• _EXERCISE TASK_: Transcribe the records below exactly, leaving out any pictures.

++++++

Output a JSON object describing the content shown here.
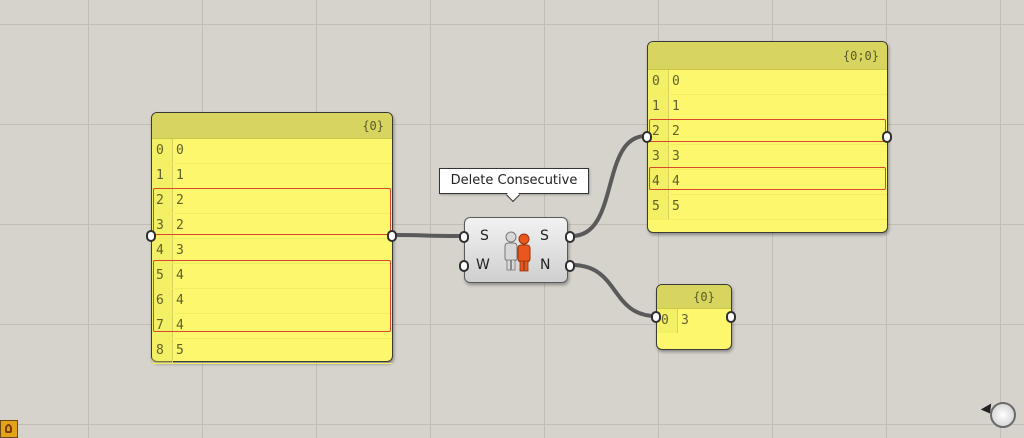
{
  "tooltip": {
    "text": "Delete Consecutive"
  },
  "component": {
    "inputs": [
      "S",
      "W"
    ],
    "outputs": [
      "S",
      "N"
    ],
    "icon": "delete-consecutive-icon",
    "icon_colors": {
      "left_figure": "#d8d8d8",
      "right_figure": "#e8571e"
    }
  },
  "input_panel": {
    "path": "{0}",
    "rows": [
      {
        "index": "0",
        "value": "0"
      },
      {
        "index": "1",
        "value": "1"
      },
      {
        "index": "2",
        "value": "2"
      },
      {
        "index": "3",
        "value": "2"
      },
      {
        "index": "4",
        "value": "3"
      },
      {
        "index": "5",
        "value": "4"
      },
      {
        "index": "6",
        "value": "4"
      },
      {
        "index": "7",
        "value": "4"
      },
      {
        "index": "8",
        "value": "5"
      }
    ]
  },
  "output_s_panel": {
    "path": "{0;0}",
    "rows": [
      {
        "index": "0",
        "value": "0"
      },
      {
        "index": "1",
        "value": "1"
      },
      {
        "index": "2",
        "value": "2"
      },
      {
        "index": "3",
        "value": "3"
      },
      {
        "index": "4",
        "value": "4"
      },
      {
        "index": "5",
        "value": "5"
      }
    ]
  },
  "output_n_panel": {
    "path": "{0}",
    "rows": [
      {
        "index": "0",
        "value": "3"
      }
    ]
  },
  "colors": {
    "canvas": "#d6d3cc",
    "panel_fill": "#fcf76c",
    "panel_header": "#d7d55f",
    "highlight": "#d9482b",
    "wire": "#555555"
  }
}
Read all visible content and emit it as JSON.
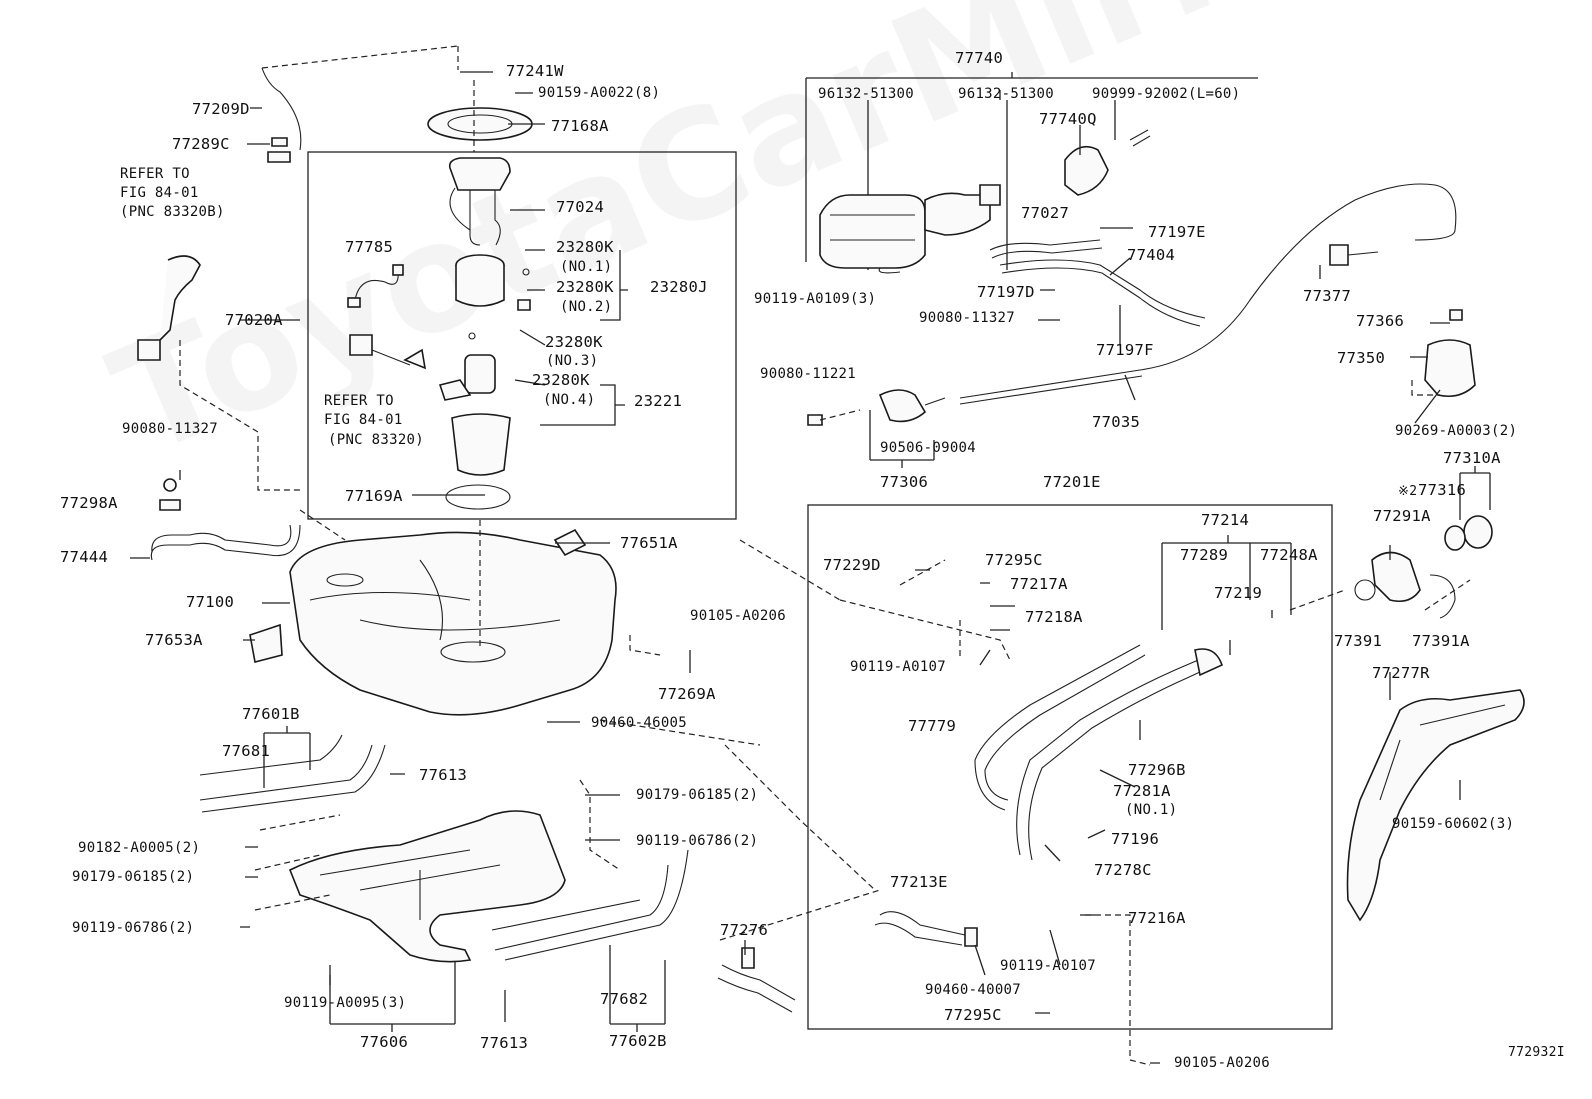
{
  "diagram_id": "772932I",
  "watermark": "ToyotaCarMirre.ru",
  "groups": [
    {
      "id": "77740",
      "name": "77740"
    },
    {
      "id": "77201E",
      "name": "77201E"
    },
    {
      "id": "77214",
      "name": "77214"
    }
  ],
  "labels": {
    "l77241W": "77241W",
    "l90159A0022": "90159-A0022(8)",
    "l77209D": "77209D",
    "l77168A": "77168A",
    "l77289C": "77289C",
    "refer1a": "REFER TO",
    "refer1b": "FIG 84-01",
    "refer1c": "(PNC 83320B)",
    "l77024": "77024",
    "l77785": "77785",
    "l23280K1": "23280K",
    "l23280K1n": "(NO.1)",
    "l23280K2": "23280K",
    "l23280J": "23280J",
    "l23280K2n": "(NO.2)",
    "l77020A": "77020A",
    "l23280K3": "23280K",
    "l23280K3n": "(NO.3)",
    "refer2a": "REFER TO",
    "refer2b": "FIG 84-01",
    "refer2c": "(PNC 83320)",
    "l23280K4": "23280K",
    "l23280K4n": "(NO.4)",
    "l23221": "23221",
    "l90080_11327a": "90080-11327",
    "l77169A": "77169A",
    "l77298A": "77298A",
    "l77444": "77444",
    "l77651A": "77651A",
    "l77100": "77100",
    "l90105A0206a": "90105-A0206",
    "l77653A": "77653A",
    "l77269A": "77269A",
    "l90460_46005": "90460-46005",
    "l77601B": "77601B",
    "l77681": "77681",
    "l77613a": "77613",
    "l90179_06185a": "90179-06185(2)",
    "l90182A0005": "90182-A0005(2)",
    "l90119_06786a": "90119-06786(2)",
    "l90179_06185b": "90179-06185(2)",
    "l90119_06786b": "90119-06786(2)",
    "l90119A0095": "90119-A0095(3)",
    "l77606": "77606",
    "l77613b": "77613",
    "l77682": "77682",
    "l77602B": "77602B",
    "l77276": "77276",
    "l77740": "77740",
    "l96132a": "96132-51300",
    "l96132b": "96132-51300",
    "l90999": "90999-92002(L=60)",
    "l77740Q": "77740Q",
    "l77027": "77027",
    "l77197E": "77197E",
    "l77404": "77404",
    "l77197D": "77197D",
    "l90119A0109": "90119-A0109(3)",
    "l90080_11327b": "90080-11327",
    "l77197F": "77197F",
    "l77377": "77377",
    "l77366": "77366",
    "l77350": "77350",
    "l90080_11221": "90080-11221",
    "l77035": "77035",
    "l90269A0003": "90269-A0003(2)",
    "l90506": "90506-09004",
    "l77306": "77306",
    "l77201E": "77201E",
    "l77310A": "77310A",
    "l77316": "77316",
    "l77316mark": "※2",
    "l77291A": "77291A",
    "l77214": "77214",
    "l77229D": "77229D",
    "l77295Ca": "77295C",
    "l77289": "77289",
    "l77248A": "77248A",
    "l77217A": "77217A",
    "l77219": "77219",
    "l77218A": "77218A",
    "l77391": "77391",
    "l77391A": "77391A",
    "l90119A0107a": "90119-A0107",
    "l77277R": "77277R",
    "l77779": "77779",
    "l77296B": "77296B",
    "l77281A": "77281A",
    "l77281An": "(NO.1)",
    "l77196": "77196",
    "l77278C": "77278C",
    "l90159_60602": "90159-60602(3)",
    "l77213E": "77213E",
    "l77216A": "77216A",
    "l90119A0107b": "90119-A0107",
    "l90460_40007": "90460-40007",
    "l77295Cb": "77295C",
    "l90105A0206b": "90105-A0206"
  }
}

++++++

• _RESULT OF THE EXERCISE_:
Output a JSON object describing the content shown here.
{
  "tooltip": {
    "text": "Delete Consecutive"
  },
  "component": {
    "inputs": [
      "S",
      "W"
    ],
    "outputs": [
      "S",
      "N"
    ],
    "icon": "delete-consecutive-icon",
    "icon_colors": {
      "left_figure": "#d8d8d8",
      "right_figure": "#e8571e"
    }
  },
  "input_panel": {
    "path": "{0}",
    "rows": [
      {
        "index": "0",
        "value": "0"
      },
      {
        "index": "1",
        "value": "1"
      },
      {
        "index": "2",
        "value": "2"
      },
      {
        "index": "3",
        "value": "2"
      },
      {
        "index": "4",
        "value": "3"
      },
      {
        "index": "5",
        "value": "4"
      },
      {
        "index": "6",
        "value": "4"
      },
      {
        "index": "7",
        "value": "4"
      },
      {
        "index": "8",
        "value": "5"
      }
    ]
  },
  "output_s_panel": {
    "path": "{0;0}",
    "rows": [
      {
        "index": "0",
        "value": "0"
      },
      {
        "index": "1",
        "value": "1"
      },
      {
        "index": "2",
        "value": "2"
      },
      {
        "index": "3",
        "value": "3"
      },
      {
        "index": "4",
        "value": "4"
      },
      {
        "index": "5",
        "value": "5"
      }
    ]
  },
  "output_n_panel": {
    "path": "{0}",
    "rows": [
      {
        "index": "0",
        "value": "3"
      }
    ]
  },
  "colors": {
    "canvas": "#d6d3cc",
    "panel_fill": "#fcf76c",
    "panel_header": "#d7d55f",
    "highlight": "#d9482b",
    "wire": "#555555"
  }
}
Read all visible content and emit it as JSON.
{
  "diagram_id": "772932I",
  "watermark": "ToyotaCarMirre.ru",
  "groups": [
    {
      "id": "77740",
      "name": "77740"
    },
    {
      "id": "77201E",
      "name": "77201E"
    },
    {
      "id": "77214",
      "name": "77214"
    }
  ],
  "labels": {
    "l77241W": "77241W",
    "l90159A0022": "90159-A0022(8)",
    "l77209D": "77209D",
    "l77168A": "77168A",
    "l77289C": "77289C",
    "refer1a": "REFER TO",
    "refer1b": "FIG 84-01",
    "refer1c": "(PNC 83320B)",
    "l77024": "77024",
    "l77785": "77785",
    "l23280K1": "23280K",
    "l23280K1n": "(NO.1)",
    "l23280K2": "23280K",
    "l23280J": "23280J",
    "l23280K2n": "(NO.2)",
    "l77020A": "77020A",
    "l23280K3": "23280K",
    "l23280K3n": "(NO.3)",
    "refer2a": "REFER TO",
    "refer2b": "FIG 84-01",
    "refer2c": "(PNC 83320)",
    "l23280K4": "23280K",
    "l23280K4n": "(NO.4)",
    "l23221": "23221",
    "l90080_11327a": "90080-11327",
    "l77169A": "77169A",
    "l77298A": "77298A",
    "l77444": "77444",
    "l77651A": "77651A",
    "l77100": "77100",
    "l90105A0206a": "90105-A0206",
    "l77653A": "77653A",
    "l77269A": "77269A",
    "l90460_46005": "90460-46005",
    "l77601B": "77601B",
    "l77681": "77681",
    "l77613a": "77613",
    "l90179_06185a": "90179-06185(2)",
    "l90182A0005": "90182-A0005(2)",
    "l90119_06786a": "90119-06786(2)",
    "l90179_06185b": "90179-06185(2)",
    "l90119_06786b": "90119-06786(2)",
    "l90119A0095": "90119-A0095(3)",
    "l77606": "77606",
    "l77613b": "77613",
    "l77682": "77682",
    "l77602B": "77602B",
    "l77276": "77276",
    "l77740": "77740",
    "l96132a": "96132-51300",
    "l96132b": "96132-51300",
    "l90999": "90999-92002(L=60)",
    "l77740Q": "77740Q",
    "l77027": "77027",
    "l77197E": "77197E",
    "l77404": "77404",
    "l77197D": "77197D",
    "l90119A0109": "90119-A0109(3)",
    "l90080_11327b": "90080-11327",
    "l77197F": "77197F",
    "l77377": "77377",
    "l77366": "77366",
    "l77350": "77350",
    "l90080_11221": "90080-11221",
    "l77035": "77035",
    "l90269A0003": "90269-A0003(2)",
    "l90506": "90506-09004",
    "l77306": "77306",
    "l77201E": "77201E",
    "l77310A": "77310A",
    "l77316": "77316",
    "l77316mark": "※2",
    "l77291A": "77291A",
    "l77214": "77214",
    "l77229D": "77229D",
    "l77295Ca": "77295C",
    "l77289": "77289",
    "l77248A": "77248A",
    "l77217A": "77217A",
    "l77219": "77219",
    "l77218A": "77218A",
    "l77391": "77391",
    "l77391A": "77391A",
    "l90119A0107a": "90119-A0107",
    "l77277R": "77277R",
    "l77779": "77779",
    "l77296B": "77296B",
    "l77281A": "77281A",
    "l77281An": "(NO.1)",
    "l77196": "77196",
    "l77278C": "77278C",
    "l90159_60602": "90159-60602(3)",
    "l77213E": "77213E",
    "l77216A": "77216A",
    "l90119A0107b": "90119-A0107",
    "l90460_40007": "90460-40007",
    "l77295Cb": "77295C",
    "l90105A0206b": "90105-A0206"
  }
}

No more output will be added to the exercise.